(Dataset excerpts)
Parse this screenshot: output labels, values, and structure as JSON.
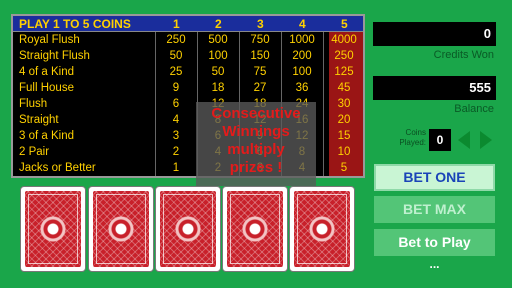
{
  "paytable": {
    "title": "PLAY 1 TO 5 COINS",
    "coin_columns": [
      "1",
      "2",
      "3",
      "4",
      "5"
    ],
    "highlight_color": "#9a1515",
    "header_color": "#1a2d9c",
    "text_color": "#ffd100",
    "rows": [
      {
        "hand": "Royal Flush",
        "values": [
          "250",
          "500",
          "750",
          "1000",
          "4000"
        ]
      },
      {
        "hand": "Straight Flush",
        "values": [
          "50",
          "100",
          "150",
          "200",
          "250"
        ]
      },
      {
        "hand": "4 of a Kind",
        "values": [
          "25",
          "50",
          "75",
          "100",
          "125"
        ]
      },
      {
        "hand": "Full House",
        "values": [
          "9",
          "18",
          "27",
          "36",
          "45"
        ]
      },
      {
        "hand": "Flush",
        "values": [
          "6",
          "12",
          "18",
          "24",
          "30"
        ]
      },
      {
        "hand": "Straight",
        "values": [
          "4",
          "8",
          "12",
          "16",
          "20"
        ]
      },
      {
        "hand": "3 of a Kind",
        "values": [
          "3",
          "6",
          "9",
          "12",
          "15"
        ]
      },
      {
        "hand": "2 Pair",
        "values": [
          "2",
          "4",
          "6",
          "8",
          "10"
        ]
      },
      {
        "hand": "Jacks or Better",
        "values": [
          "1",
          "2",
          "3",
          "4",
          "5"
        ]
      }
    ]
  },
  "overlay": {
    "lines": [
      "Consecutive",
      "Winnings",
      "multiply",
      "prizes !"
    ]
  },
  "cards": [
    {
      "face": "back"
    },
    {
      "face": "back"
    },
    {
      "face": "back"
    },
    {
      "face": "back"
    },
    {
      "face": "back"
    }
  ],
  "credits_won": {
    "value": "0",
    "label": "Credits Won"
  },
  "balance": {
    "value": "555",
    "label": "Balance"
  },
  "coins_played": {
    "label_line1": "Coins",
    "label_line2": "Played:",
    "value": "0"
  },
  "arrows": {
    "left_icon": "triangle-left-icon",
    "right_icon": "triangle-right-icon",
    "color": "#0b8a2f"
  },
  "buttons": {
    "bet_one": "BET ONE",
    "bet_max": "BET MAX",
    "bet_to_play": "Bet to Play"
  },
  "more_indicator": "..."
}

▶ PROBLEM DESCRIPTION:
Working from the lines above, reproduce the material exactly and exclude its pictures.

▶ FULL RESPONSE:
Parse this screenshot: output labels, values, and structure as JSON.
{
  "paytable": {
    "title": "PLAY 1 TO 5 COINS",
    "coin_columns": [
      "1",
      "2",
      "3",
      "4",
      "5"
    ],
    "highlight_color": "#9a1515",
    "header_color": "#1a2d9c",
    "text_color": "#ffd100",
    "rows": [
      {
        "hand": "Royal Flush",
        "values": [
          "250",
          "500",
          "750",
          "1000",
          "4000"
        ]
      },
      {
        "hand": "Straight Flush",
        "values": [
          "50",
          "100",
          "150",
          "200",
          "250"
        ]
      },
      {
        "hand": "4 of a Kind",
        "values": [
          "25",
          "50",
          "75",
          "100",
          "125"
        ]
      },
      {
        "hand": "Full House",
        "values": [
          "9",
          "18",
          "27",
          "36",
          "45"
        ]
      },
      {
        "hand": "Flush",
        "values": [
          "6",
          "12",
          "18",
          "24",
          "30"
        ]
      },
      {
        "hand": "Straight",
        "values": [
          "4",
          "8",
          "12",
          "16",
          "20"
        ]
      },
      {
        "hand": "3 of a Kind",
        "values": [
          "3",
          "6",
          "9",
          "12",
          "15"
        ]
      },
      {
        "hand": "2 Pair",
        "values": [
          "2",
          "4",
          "6",
          "8",
          "10"
        ]
      },
      {
        "hand": "Jacks or Better",
        "values": [
          "1",
          "2",
          "3",
          "4",
          "5"
        ]
      }
    ]
  },
  "overlay": {
    "lines": [
      "Consecutive",
      "Winnings",
      "multiply",
      "prizes !"
    ]
  },
  "cards": [
    {
      "face": "back"
    },
    {
      "face": "back"
    },
    {
      "face": "back"
    },
    {
      "face": "back"
    },
    {
      "face": "back"
    }
  ],
  "credits_won": {
    "value": "0",
    "label": "Credits Won"
  },
  "balance": {
    "value": "555",
    "label": "Balance"
  },
  "coins_played": {
    "label_line1": "Coins",
    "label_line2": "Played:",
    "value": "0"
  },
  "arrows": {
    "left_icon": "triangle-left-icon",
    "right_icon": "triangle-right-icon",
    "color": "#0b8a2f"
  },
  "buttons": {
    "bet_one": "BET ONE",
    "bet_max": "BET MAX",
    "bet_to_play": "Bet to Play"
  },
  "more_indicator": "..."
}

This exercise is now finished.